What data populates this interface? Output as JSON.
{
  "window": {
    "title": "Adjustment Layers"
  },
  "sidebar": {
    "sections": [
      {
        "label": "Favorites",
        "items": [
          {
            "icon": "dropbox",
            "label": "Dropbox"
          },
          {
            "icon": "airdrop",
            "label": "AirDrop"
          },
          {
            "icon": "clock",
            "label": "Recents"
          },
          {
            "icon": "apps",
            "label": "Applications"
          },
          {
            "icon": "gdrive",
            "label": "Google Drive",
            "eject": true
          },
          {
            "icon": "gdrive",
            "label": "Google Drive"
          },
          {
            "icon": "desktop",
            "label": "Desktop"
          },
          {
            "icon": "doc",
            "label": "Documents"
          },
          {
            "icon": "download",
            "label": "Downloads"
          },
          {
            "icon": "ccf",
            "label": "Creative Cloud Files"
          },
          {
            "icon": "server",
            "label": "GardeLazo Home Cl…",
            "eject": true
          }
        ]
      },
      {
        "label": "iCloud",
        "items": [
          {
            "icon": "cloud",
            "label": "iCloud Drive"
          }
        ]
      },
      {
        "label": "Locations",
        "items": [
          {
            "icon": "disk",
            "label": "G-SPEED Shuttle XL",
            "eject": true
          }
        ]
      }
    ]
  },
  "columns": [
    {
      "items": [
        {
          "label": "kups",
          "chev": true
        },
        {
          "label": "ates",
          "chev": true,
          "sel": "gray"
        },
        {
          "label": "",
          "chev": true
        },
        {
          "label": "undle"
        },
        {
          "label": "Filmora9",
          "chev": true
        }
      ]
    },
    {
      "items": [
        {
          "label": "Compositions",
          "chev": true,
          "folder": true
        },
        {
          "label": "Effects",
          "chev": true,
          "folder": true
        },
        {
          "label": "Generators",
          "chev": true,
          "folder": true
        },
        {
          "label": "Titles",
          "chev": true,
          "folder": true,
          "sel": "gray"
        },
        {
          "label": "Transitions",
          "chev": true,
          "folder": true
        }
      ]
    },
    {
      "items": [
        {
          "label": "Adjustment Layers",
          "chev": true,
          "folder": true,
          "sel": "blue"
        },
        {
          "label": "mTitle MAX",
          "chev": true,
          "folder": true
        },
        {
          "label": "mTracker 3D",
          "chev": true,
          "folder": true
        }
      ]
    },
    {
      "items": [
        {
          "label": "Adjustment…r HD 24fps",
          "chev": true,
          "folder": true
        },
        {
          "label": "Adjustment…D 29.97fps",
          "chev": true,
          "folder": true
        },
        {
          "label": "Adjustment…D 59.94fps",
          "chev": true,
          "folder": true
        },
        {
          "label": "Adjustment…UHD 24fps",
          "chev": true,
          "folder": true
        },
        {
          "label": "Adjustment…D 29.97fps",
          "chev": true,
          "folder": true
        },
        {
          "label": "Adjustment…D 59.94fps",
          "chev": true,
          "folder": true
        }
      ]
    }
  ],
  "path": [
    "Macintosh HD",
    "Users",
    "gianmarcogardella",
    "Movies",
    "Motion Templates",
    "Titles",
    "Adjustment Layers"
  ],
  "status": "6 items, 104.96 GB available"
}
......
Take the records above and return them exactly as written.

### Full solution:
What data populates this interface? Output as JSON.
{
  "window": {
    "title": "Adjustment Layers"
  },
  "sidebar": {
    "sections": [
      {
        "label": "Favorites",
        "items": [
          {
            "icon": "dropbox",
            "label": "Dropbox"
          },
          {
            "icon": "airdrop",
            "label": "AirDrop"
          },
          {
            "icon": "clock",
            "label": "Recents"
          },
          {
            "icon": "apps",
            "label": "Applications"
          },
          {
            "icon": "gdrive",
            "label": "Google Drive",
            "eject": true
          },
          {
            "icon": "gdrive",
            "label": "Google Drive"
          },
          {
            "icon": "desktop",
            "label": "Desktop"
          },
          {
            "icon": "doc",
            "label": "Documents"
          },
          {
            "icon": "download",
            "label": "Downloads"
          },
          {
            "icon": "ccf",
            "label": "Creative Cloud Files"
          },
          {
            "icon": "server",
            "label": "GardeLazo Home Cl…",
            "eject": true
          }
        ]
      },
      {
        "label": "iCloud",
        "items": [
          {
            "icon": "cloud",
            "label": "iCloud Drive"
          }
        ]
      },
      {
        "label": "Locations",
        "items": [
          {
            "icon": "disk",
            "label": "G-SPEED Shuttle XL",
            "eject": true
          }
        ]
      }
    ]
  },
  "columns": [
    {
      "items": [
        {
          "label": "kups",
          "chev": true
        },
        {
          "label": "ates",
          "chev": true,
          "sel": "gray"
        },
        {
          "label": "",
          "chev": true
        },
        {
          "label": "undle"
        },
        {
          "label": "Filmora9",
          "chev": true
        }
      ]
    },
    {
      "items": [
        {
          "label": "Compositions",
          "chev": true,
          "folder": true
        },
        {
          "label": "Effects",
          "chev": true,
          "folder": true
        },
        {
          "label": "Generators",
          "chev": true,
          "folder": true
        },
        {
          "label": "Titles",
          "chev": true,
          "folder": true,
          "sel": "gray"
        },
        {
          "label": "Transitions",
          "chev": true,
          "folder": true
        }
      ]
    },
    {
      "items": [
        {
          "label": "Adjustment Layers",
          "chev": true,
          "folder": true,
          "sel": "blue"
        },
        {
          "label": "mTitle MAX",
          "chev": true,
          "folder": true
        },
        {
          "label": "mTracker 3D",
          "chev": true,
          "folder": true
        }
      ]
    },
    {
      "items": [
        {
          "label": "Adjustment…r HD 24fps",
          "chev": true,
          "folder": true
        },
        {
          "label": "Adjustment…D 29.97fps",
          "chev": true,
          "folder": true
        },
        {
          "label": "Adjustment…D 59.94fps",
          "chev": true,
          "folder": true
        },
        {
          "label": "Adjustment…UHD 24fps",
          "chev": true,
          "folder": true
        },
        {
          "label": "Adjustment…D 29.97fps",
          "chev": true,
          "folder": true
        },
        {
          "label": "Adjustment…D 59.94fps",
          "chev": true,
          "folder": true
        }
      ]
    }
  ],
  "path": [
    "Macintosh HD",
    "Users",
    "gianmarcogardella",
    "Movies",
    "Motion Templates",
    "Titles",
    "Adjustment Layers"
  ],
  "status": "6 items, 104.96 GB available"
}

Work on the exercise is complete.